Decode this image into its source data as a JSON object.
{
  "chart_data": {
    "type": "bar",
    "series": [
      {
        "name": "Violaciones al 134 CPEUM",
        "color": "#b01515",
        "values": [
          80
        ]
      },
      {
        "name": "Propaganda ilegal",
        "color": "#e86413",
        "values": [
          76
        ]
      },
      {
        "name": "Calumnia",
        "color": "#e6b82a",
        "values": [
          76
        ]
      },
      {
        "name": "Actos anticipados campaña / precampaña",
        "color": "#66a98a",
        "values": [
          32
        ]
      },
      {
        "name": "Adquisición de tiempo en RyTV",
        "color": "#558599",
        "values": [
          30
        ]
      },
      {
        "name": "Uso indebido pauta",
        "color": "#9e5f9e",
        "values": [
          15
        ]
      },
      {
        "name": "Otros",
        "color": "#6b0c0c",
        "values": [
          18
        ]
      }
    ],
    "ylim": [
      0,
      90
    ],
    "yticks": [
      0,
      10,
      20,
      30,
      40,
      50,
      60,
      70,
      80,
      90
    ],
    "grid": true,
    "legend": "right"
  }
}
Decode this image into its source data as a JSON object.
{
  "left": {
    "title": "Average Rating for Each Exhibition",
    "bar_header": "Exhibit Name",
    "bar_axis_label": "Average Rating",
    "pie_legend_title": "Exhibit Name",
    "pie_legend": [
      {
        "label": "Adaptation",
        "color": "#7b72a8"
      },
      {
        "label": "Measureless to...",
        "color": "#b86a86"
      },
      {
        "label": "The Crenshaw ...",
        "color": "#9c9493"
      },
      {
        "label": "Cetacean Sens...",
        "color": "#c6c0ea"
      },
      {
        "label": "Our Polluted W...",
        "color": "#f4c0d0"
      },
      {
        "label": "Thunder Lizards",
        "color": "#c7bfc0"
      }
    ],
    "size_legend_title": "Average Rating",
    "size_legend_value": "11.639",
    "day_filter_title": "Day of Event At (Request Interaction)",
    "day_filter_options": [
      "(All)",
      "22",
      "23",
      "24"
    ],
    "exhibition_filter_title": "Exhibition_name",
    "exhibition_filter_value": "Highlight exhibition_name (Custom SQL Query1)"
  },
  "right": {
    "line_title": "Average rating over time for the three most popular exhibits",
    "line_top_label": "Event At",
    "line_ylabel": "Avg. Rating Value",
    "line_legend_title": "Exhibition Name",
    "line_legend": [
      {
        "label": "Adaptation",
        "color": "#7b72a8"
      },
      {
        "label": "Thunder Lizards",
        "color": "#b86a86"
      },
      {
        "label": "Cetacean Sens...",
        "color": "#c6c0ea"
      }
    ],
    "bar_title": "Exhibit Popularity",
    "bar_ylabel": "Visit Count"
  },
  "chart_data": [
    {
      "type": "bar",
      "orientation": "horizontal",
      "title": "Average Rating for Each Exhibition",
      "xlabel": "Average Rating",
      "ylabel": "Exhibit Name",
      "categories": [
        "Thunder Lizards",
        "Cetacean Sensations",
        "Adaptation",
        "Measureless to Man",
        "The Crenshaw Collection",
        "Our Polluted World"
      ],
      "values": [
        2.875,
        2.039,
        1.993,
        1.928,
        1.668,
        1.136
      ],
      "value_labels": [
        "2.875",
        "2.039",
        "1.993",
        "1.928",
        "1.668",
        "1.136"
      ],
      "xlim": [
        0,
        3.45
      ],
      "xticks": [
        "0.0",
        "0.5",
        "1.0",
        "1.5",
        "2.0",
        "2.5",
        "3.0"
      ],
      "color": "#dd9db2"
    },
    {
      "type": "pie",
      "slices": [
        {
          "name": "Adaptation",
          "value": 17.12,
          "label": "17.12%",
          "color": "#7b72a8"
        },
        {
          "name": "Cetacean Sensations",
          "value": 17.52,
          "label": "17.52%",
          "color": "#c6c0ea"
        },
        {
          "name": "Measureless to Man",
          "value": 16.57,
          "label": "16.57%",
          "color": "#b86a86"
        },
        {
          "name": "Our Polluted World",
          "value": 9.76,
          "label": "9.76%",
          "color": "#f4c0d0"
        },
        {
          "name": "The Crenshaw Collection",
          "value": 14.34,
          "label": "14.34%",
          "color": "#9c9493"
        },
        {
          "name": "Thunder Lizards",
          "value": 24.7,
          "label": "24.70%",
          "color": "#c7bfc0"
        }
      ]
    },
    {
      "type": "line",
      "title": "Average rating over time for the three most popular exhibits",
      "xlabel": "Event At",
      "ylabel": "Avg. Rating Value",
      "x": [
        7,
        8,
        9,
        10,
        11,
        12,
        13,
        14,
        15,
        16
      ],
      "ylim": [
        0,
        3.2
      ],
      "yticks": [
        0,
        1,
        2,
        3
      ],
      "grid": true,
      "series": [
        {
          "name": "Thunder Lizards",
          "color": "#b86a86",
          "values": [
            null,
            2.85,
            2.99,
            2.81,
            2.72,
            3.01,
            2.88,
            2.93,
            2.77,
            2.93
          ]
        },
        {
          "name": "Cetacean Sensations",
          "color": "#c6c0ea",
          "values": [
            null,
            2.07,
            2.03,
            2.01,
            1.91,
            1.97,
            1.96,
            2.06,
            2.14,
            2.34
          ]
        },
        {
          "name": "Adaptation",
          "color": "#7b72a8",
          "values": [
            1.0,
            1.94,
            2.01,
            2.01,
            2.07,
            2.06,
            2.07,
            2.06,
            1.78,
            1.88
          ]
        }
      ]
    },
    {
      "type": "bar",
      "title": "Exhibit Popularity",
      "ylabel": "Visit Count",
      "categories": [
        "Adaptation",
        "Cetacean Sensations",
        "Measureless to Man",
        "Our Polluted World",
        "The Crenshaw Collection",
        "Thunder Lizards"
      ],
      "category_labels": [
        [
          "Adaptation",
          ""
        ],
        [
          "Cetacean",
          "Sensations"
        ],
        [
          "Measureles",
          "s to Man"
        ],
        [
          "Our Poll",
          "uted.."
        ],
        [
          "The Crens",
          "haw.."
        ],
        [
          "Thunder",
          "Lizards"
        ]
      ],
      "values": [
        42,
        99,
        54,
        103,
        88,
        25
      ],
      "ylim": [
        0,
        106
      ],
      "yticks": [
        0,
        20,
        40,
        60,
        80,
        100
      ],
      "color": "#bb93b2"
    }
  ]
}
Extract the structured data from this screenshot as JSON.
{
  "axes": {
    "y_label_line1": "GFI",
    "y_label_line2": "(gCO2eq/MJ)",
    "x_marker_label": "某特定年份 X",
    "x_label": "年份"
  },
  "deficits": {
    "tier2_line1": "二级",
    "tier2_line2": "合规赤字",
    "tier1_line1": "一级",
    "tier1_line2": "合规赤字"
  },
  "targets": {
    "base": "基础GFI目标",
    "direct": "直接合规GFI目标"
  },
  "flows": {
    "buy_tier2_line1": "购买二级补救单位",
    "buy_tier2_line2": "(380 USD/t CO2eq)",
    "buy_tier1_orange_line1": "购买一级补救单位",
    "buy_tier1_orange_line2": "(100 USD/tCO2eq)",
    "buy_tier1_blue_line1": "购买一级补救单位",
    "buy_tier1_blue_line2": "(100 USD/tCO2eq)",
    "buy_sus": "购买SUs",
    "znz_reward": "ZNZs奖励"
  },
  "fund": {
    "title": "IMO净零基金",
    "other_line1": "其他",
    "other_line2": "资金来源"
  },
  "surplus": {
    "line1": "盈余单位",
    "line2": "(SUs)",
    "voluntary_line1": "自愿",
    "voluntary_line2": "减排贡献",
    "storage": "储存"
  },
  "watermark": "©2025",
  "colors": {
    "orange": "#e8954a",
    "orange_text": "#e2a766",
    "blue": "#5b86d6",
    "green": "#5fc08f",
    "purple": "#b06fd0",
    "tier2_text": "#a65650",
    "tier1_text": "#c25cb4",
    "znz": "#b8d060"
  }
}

⁂

**TASK DESCRIPTION:**
Pull out all lines from the listing that contain the string "Crenshaw".

**EXERCISE OUTPUT:**
        "label": "The Crenshaw ...",
        "The Crenshaw Collection",
          "name": "The Crenshaw Collection",
        "The Crenshaw Collection",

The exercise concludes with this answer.